WHAT YOU NEED TO DO
Please copy every line of the records below that holds the word "Burnout".

PROVIDED RECORDS
◇ ◇ ◇ ◇

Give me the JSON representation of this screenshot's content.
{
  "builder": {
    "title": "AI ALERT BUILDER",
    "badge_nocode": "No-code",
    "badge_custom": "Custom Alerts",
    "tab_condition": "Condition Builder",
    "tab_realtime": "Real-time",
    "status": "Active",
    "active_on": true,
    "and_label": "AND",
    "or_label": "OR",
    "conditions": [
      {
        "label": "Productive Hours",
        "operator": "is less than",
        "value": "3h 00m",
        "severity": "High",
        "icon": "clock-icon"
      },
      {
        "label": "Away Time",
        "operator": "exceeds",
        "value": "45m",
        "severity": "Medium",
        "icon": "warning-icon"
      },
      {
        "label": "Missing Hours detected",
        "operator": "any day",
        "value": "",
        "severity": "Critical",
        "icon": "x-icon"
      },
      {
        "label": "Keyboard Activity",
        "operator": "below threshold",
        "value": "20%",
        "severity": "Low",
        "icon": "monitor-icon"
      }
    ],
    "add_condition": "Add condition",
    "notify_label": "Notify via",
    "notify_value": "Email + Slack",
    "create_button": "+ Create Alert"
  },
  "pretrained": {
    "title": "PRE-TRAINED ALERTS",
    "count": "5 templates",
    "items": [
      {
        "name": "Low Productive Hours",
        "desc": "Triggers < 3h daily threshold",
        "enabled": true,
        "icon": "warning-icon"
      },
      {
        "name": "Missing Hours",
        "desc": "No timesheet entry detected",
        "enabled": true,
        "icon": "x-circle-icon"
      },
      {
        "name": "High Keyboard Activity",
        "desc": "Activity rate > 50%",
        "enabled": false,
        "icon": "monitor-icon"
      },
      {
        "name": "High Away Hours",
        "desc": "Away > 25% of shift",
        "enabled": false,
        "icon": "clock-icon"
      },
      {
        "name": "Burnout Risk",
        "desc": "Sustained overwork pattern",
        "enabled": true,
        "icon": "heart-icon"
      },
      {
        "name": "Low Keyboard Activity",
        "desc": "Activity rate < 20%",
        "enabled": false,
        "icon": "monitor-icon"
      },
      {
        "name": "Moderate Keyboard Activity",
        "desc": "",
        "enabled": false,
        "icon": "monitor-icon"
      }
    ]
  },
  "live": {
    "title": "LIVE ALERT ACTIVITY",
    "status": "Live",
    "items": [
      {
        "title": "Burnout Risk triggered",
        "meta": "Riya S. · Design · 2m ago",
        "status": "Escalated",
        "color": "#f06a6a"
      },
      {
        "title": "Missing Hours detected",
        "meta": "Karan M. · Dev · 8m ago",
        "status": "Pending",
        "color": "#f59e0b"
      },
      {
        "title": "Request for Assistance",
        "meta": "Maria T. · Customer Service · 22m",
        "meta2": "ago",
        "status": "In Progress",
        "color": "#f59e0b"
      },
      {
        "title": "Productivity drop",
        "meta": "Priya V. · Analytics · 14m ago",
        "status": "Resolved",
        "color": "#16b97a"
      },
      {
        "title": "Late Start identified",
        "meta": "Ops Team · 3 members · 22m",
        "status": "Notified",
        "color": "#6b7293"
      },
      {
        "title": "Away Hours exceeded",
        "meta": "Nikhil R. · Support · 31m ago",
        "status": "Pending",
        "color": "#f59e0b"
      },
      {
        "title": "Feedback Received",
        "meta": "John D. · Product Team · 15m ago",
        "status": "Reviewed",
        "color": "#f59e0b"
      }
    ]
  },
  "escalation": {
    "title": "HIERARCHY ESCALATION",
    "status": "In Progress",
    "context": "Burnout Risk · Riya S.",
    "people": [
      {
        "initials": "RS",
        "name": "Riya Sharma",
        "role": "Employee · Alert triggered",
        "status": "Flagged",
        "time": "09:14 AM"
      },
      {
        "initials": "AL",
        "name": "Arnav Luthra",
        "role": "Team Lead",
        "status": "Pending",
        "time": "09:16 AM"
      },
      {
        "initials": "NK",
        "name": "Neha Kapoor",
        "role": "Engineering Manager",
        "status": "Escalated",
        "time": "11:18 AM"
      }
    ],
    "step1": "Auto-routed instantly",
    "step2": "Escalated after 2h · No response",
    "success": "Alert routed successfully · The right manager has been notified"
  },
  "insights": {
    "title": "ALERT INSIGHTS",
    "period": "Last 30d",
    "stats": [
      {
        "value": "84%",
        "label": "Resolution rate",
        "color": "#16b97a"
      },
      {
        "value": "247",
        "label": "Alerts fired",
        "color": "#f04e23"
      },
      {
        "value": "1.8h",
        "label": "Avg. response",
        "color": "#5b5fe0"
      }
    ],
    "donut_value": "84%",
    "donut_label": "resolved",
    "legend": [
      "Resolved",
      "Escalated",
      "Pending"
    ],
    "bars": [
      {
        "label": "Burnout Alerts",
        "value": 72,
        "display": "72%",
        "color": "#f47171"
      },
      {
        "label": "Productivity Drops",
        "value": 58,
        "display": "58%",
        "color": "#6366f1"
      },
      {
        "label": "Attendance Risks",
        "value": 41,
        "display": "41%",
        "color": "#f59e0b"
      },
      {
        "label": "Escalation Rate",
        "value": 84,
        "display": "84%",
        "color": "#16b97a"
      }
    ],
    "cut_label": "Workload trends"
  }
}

◇ ◇ ◇ ◇

RESPONSE TO THE TASK
        "name": "Burnout Risk",
        "title": "Burnout Risk triggered",
    "context": "Burnout Risk · Riya S.",
        "label": "Burnout Alerts",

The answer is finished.